[Start of Attachment]

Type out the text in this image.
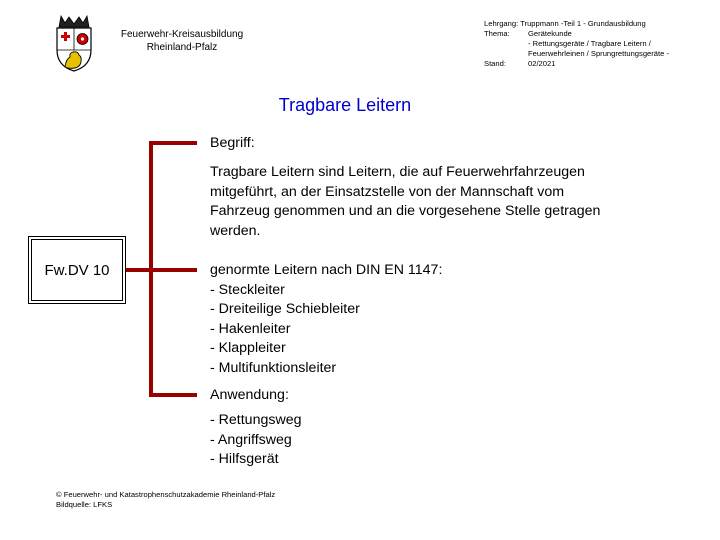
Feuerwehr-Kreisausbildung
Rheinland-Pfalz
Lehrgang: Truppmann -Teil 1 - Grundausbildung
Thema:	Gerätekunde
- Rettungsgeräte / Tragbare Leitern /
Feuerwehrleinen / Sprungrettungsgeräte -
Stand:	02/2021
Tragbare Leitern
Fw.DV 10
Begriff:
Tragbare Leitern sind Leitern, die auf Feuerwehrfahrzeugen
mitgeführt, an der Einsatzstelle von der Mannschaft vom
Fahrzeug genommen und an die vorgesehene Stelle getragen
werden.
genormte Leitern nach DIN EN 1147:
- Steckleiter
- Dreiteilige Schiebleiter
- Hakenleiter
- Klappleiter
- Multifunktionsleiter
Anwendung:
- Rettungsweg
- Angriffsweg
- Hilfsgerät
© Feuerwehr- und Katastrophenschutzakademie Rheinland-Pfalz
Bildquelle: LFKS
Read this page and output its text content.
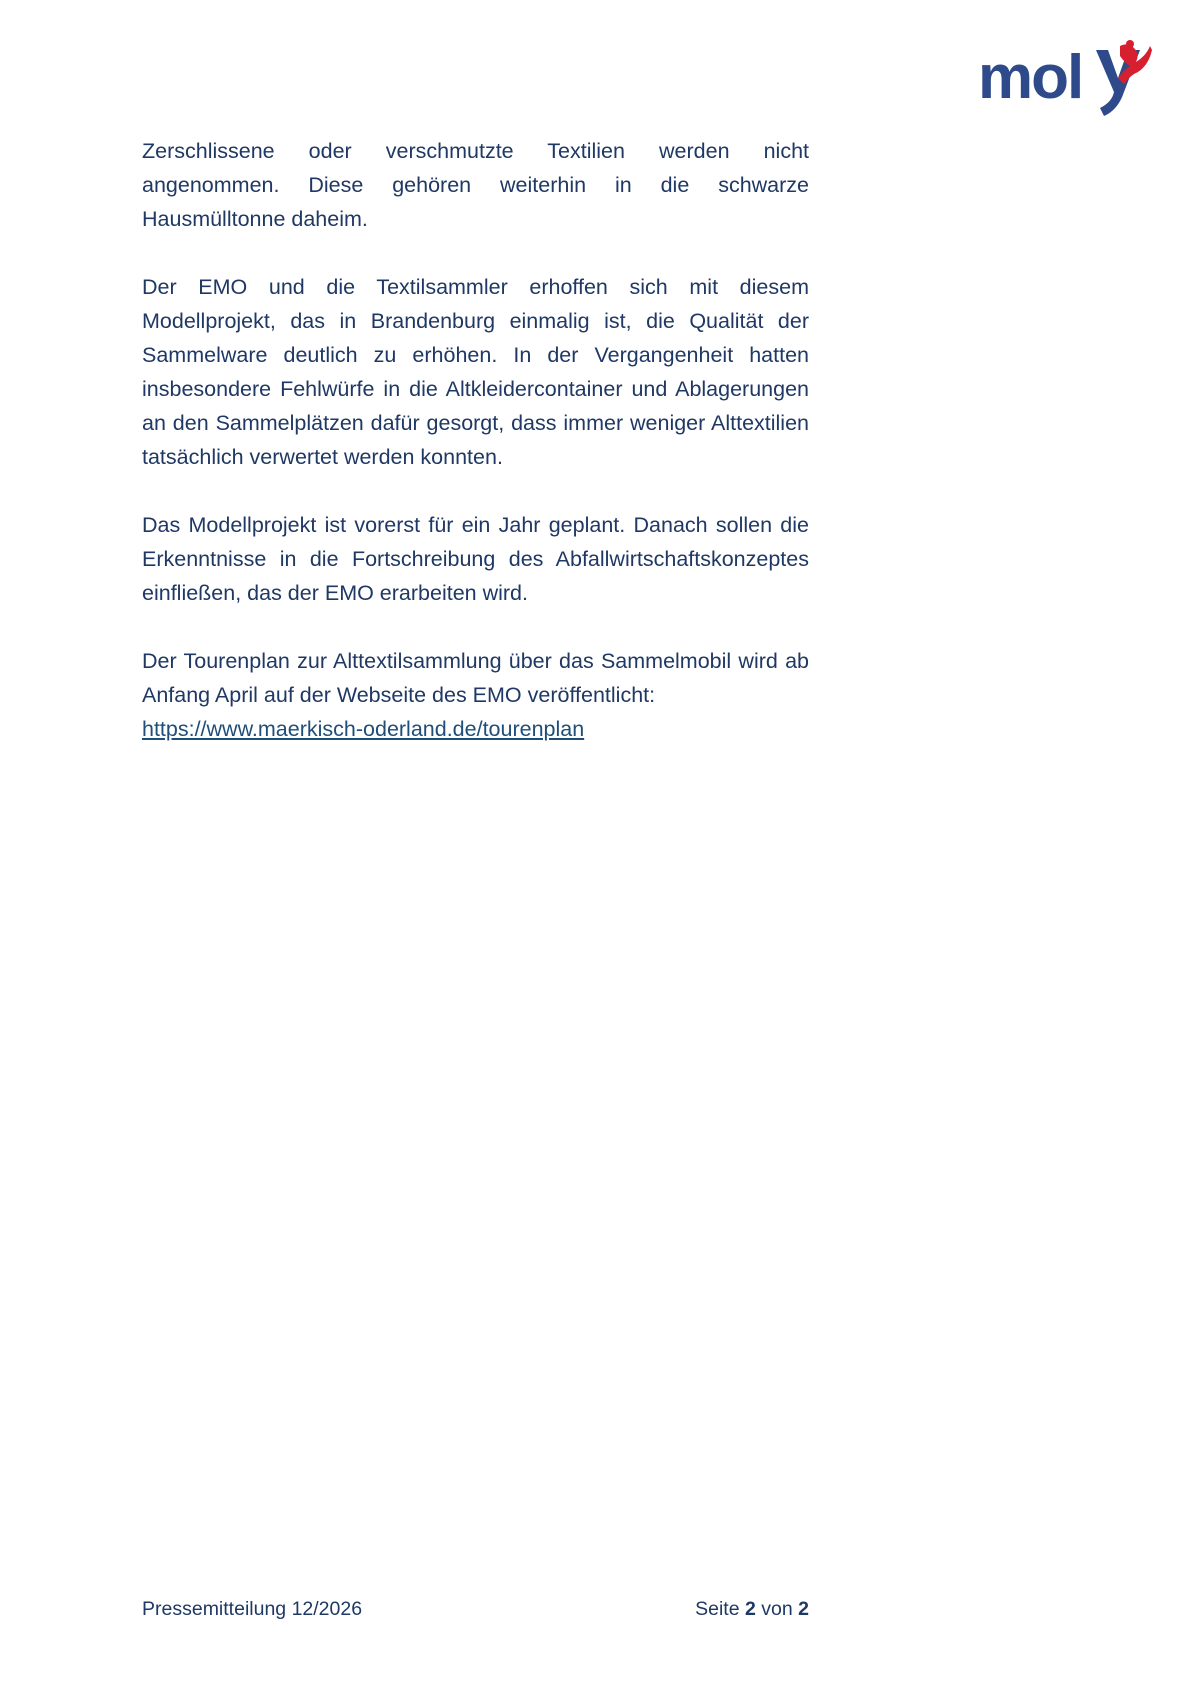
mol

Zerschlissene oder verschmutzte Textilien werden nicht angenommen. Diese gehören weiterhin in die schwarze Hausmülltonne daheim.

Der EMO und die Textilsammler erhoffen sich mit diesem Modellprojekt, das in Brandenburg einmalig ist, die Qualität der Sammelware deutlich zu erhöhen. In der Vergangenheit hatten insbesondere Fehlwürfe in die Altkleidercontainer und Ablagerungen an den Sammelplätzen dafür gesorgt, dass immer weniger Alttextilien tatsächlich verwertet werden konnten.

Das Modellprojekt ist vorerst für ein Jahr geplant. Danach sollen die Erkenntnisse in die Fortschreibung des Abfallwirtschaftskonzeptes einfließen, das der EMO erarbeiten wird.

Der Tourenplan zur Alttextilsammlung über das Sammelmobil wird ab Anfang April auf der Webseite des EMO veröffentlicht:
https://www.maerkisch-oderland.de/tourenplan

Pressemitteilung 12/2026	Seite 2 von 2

[End of Attachment]

Work to complete
The answer must be every line of the records above that holds the word "Modellprojekt".

Task answer
Der EMO und die Textilsammler erhoffen sich mit diesem Modellprojekt, das in Brandenburg einmalig ist, die Qualität der Sammelware deutlich zu erhöhen. In der Vergangenheit hatten insbesondere Fehlwürfe in die Altkleidercontainer und Ablagerungen an den Sammelplätzen dafür gesorgt, dass immer weniger Alttextilien tatsächlich verwertet werden konnten.
Das Modellprojekt ist vorerst für ein Jahr geplant. Danach sollen die Erkenntnisse in die Fortschreibung des Abfallwirtschaftskonzeptes einfließen, das der EMO erarbeiten wird.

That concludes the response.